> _Exercise materials_:
_ _ _ _
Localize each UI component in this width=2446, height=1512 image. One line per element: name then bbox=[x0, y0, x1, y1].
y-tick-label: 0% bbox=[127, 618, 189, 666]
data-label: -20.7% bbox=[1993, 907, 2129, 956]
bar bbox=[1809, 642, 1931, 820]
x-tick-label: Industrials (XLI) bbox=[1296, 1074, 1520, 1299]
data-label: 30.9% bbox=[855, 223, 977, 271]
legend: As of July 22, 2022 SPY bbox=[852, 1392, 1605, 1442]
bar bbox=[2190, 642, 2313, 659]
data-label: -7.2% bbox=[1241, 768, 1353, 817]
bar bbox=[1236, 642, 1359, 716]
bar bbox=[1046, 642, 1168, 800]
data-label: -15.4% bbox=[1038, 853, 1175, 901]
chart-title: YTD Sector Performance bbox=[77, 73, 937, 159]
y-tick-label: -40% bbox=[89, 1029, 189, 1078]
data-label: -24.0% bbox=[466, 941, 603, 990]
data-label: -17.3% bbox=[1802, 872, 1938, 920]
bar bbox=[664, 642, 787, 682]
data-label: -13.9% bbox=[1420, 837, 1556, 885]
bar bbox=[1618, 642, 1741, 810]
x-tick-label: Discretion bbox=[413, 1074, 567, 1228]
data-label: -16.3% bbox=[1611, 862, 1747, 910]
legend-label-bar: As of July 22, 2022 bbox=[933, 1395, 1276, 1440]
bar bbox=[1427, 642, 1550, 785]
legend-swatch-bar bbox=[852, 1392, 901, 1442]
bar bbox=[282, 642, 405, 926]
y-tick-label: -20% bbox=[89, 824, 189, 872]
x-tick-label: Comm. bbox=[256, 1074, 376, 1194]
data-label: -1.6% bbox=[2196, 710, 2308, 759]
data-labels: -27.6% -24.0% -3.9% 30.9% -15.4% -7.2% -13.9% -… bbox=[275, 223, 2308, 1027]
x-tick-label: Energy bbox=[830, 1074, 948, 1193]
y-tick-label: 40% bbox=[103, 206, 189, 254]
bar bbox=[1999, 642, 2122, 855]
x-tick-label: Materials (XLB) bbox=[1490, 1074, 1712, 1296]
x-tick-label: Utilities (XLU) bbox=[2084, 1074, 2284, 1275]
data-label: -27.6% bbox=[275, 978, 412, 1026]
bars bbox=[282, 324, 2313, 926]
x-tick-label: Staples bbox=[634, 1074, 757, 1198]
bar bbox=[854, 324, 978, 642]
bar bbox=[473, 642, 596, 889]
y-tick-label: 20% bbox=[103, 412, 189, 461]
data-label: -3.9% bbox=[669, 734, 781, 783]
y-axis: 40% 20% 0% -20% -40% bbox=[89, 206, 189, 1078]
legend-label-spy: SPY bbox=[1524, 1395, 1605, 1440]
_ _ _ _
> _Your task_:
Please list each line of the material above that contains the string "tick", copying those lines unchanged.

> _Solution to this exercise_:
y-tick-label: 0% bbox=[127, 618, 189, 666]
x-tick-label: Industrials (XLI) bbox=[1296, 1074, 1520, 1299]
y-tick-label: -40% bbox=[89, 1029, 189, 1078]
x-tick-label: Discretion bbox=[413, 1074, 567, 1228]
y-tick-label: -20% bbox=[89, 824, 189, 872]
x-tick-label: Comm. bbox=[256, 1074, 376, 1194]
x-tick-label: Energy bbox=[830, 1074, 948, 1193]
y-tick-label: 40% bbox=[103, 206, 189, 254]
x-tick-label: Materials (XLB) bbox=[1490, 1074, 1712, 1296]
x-tick-label: Utilities (XLU) bbox=[2084, 1074, 2284, 1275]
x-tick-label: Staples bbox=[634, 1074, 757, 1198]
y-tick-label: 20% bbox=[103, 412, 189, 461]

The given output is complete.